Saved data entries:
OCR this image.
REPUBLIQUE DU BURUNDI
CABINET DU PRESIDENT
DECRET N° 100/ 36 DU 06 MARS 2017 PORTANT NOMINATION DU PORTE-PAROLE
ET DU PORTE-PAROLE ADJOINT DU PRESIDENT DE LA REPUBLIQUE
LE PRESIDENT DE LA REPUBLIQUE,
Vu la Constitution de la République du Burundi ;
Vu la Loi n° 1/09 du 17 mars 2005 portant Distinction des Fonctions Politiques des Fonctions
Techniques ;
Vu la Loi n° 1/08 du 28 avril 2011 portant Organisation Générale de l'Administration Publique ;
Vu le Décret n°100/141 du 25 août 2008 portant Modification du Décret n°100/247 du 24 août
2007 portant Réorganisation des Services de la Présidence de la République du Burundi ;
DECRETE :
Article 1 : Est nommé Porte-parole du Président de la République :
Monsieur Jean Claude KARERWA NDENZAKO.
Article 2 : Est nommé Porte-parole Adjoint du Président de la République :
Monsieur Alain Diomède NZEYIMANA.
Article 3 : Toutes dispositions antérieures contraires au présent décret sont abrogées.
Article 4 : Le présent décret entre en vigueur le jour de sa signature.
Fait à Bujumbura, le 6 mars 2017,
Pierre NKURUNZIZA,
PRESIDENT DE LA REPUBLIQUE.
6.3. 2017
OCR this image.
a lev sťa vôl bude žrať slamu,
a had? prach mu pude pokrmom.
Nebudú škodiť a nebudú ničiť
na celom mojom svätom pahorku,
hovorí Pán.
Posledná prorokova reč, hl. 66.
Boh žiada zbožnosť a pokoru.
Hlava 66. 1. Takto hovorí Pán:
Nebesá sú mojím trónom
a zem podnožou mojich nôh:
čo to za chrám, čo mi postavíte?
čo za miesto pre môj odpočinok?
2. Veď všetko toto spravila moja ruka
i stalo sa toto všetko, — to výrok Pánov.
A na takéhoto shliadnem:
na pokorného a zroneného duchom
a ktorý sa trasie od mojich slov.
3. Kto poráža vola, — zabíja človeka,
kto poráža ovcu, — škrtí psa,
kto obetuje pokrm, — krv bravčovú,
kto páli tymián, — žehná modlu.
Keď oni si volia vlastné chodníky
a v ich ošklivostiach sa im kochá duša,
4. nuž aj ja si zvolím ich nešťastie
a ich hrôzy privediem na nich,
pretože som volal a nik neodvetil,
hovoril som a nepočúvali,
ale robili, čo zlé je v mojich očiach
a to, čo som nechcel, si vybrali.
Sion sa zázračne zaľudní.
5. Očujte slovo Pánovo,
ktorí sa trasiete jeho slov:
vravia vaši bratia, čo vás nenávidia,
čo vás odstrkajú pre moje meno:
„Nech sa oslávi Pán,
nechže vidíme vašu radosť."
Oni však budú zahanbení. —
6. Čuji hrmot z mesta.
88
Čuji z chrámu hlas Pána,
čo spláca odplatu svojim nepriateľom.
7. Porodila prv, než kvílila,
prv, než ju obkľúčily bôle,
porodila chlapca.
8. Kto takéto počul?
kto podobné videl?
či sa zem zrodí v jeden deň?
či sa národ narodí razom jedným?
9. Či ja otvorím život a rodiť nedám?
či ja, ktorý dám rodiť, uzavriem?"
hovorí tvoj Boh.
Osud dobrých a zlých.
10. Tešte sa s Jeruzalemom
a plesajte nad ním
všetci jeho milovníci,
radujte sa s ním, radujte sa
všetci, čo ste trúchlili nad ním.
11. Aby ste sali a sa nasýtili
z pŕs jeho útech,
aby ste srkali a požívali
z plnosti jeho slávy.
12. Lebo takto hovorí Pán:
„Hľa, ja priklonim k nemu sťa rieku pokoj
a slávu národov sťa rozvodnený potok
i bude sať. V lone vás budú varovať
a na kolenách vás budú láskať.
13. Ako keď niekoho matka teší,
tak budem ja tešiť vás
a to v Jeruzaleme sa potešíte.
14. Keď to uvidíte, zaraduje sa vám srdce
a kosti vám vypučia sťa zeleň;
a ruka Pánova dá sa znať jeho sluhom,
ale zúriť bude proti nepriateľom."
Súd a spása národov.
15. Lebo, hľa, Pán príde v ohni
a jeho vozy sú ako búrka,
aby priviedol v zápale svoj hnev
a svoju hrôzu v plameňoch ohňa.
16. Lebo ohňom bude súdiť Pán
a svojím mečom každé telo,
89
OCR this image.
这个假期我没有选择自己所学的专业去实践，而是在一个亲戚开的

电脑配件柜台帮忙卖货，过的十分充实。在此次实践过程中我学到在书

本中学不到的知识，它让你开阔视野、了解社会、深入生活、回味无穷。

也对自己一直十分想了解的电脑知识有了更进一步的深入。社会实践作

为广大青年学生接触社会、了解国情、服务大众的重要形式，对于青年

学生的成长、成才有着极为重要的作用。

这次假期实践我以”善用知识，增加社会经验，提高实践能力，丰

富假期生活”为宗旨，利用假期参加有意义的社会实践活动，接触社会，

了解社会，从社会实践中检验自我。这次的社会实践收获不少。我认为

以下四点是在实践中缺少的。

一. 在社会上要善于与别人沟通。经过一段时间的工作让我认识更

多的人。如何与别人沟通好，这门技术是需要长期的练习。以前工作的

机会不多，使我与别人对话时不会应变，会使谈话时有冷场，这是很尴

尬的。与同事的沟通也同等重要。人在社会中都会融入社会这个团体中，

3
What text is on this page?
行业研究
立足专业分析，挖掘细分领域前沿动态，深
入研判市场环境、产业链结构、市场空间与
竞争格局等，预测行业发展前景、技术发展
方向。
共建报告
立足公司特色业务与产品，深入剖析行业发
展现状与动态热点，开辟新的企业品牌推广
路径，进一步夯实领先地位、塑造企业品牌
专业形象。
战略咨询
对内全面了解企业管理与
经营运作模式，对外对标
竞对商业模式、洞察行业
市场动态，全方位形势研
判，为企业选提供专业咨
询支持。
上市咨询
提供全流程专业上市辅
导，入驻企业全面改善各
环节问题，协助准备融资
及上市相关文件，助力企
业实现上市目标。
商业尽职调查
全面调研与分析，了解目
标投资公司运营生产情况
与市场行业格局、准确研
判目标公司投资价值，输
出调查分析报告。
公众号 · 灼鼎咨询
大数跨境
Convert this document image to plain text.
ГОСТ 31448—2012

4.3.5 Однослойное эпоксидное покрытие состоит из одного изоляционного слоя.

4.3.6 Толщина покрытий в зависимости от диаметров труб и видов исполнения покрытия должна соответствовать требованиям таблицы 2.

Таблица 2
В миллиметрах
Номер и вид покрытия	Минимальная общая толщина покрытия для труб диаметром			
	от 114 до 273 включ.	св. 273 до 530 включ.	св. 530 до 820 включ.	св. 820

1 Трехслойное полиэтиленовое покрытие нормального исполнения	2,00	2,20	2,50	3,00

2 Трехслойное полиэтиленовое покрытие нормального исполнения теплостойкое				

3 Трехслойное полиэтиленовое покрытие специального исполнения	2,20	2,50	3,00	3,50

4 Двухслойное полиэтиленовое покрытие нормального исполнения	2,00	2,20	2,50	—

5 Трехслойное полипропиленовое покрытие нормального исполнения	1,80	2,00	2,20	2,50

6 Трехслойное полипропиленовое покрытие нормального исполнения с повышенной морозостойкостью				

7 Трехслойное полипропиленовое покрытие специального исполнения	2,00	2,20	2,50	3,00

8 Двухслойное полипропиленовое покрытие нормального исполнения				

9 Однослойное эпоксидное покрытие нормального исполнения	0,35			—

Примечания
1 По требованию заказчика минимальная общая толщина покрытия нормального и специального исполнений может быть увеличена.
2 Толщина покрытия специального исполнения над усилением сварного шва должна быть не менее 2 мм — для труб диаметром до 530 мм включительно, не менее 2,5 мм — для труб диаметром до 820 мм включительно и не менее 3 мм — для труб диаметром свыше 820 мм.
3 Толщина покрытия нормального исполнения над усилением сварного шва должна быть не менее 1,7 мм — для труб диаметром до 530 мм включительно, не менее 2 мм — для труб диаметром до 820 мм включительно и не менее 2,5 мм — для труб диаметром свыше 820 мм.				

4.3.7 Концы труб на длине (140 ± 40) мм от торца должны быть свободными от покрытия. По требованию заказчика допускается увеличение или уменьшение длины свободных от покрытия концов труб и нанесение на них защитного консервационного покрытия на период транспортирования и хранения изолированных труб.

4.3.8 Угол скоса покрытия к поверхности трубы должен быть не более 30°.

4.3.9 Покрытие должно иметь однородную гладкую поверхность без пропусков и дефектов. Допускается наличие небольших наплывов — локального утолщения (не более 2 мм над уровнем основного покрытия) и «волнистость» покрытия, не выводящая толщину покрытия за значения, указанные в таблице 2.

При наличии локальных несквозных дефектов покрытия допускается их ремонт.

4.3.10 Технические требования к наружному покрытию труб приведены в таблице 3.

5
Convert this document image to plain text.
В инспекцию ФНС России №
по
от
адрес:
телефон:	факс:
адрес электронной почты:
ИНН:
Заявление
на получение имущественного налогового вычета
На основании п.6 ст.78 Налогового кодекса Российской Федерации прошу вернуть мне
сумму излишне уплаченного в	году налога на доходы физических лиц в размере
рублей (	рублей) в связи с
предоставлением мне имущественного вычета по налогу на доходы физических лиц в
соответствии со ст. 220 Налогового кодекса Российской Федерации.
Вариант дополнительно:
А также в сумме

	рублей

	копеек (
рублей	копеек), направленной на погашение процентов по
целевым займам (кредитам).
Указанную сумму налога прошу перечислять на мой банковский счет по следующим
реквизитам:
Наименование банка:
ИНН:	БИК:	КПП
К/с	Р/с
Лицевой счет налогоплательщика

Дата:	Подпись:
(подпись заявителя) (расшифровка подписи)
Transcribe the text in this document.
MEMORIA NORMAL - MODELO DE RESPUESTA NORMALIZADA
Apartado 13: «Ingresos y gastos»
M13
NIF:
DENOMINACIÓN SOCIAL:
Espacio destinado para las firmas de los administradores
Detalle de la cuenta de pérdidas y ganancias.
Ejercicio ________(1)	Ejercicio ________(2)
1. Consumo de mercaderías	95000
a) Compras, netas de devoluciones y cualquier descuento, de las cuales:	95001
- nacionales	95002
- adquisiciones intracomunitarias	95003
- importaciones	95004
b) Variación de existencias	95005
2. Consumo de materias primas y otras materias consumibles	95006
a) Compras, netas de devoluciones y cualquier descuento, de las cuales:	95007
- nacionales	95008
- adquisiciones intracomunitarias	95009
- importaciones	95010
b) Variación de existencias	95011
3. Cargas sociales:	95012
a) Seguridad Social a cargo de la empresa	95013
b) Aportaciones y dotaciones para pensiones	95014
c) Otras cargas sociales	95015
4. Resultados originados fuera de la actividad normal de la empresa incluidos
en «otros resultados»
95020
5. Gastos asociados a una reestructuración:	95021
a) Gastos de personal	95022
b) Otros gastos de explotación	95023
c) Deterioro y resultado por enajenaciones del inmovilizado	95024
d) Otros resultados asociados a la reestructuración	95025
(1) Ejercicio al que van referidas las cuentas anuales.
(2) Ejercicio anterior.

* Aim
Each line in the listing above that contains "jeho" should be copied.

* Task output
ktorí sa trasiete jeho slov:
všetci jeho milovníci,
z pŕs jeho útech,
z plnosti jeho slávy.
a ruka Pánova dá sa znať jeho sluhom,
a jeho vozy sú ako búrka,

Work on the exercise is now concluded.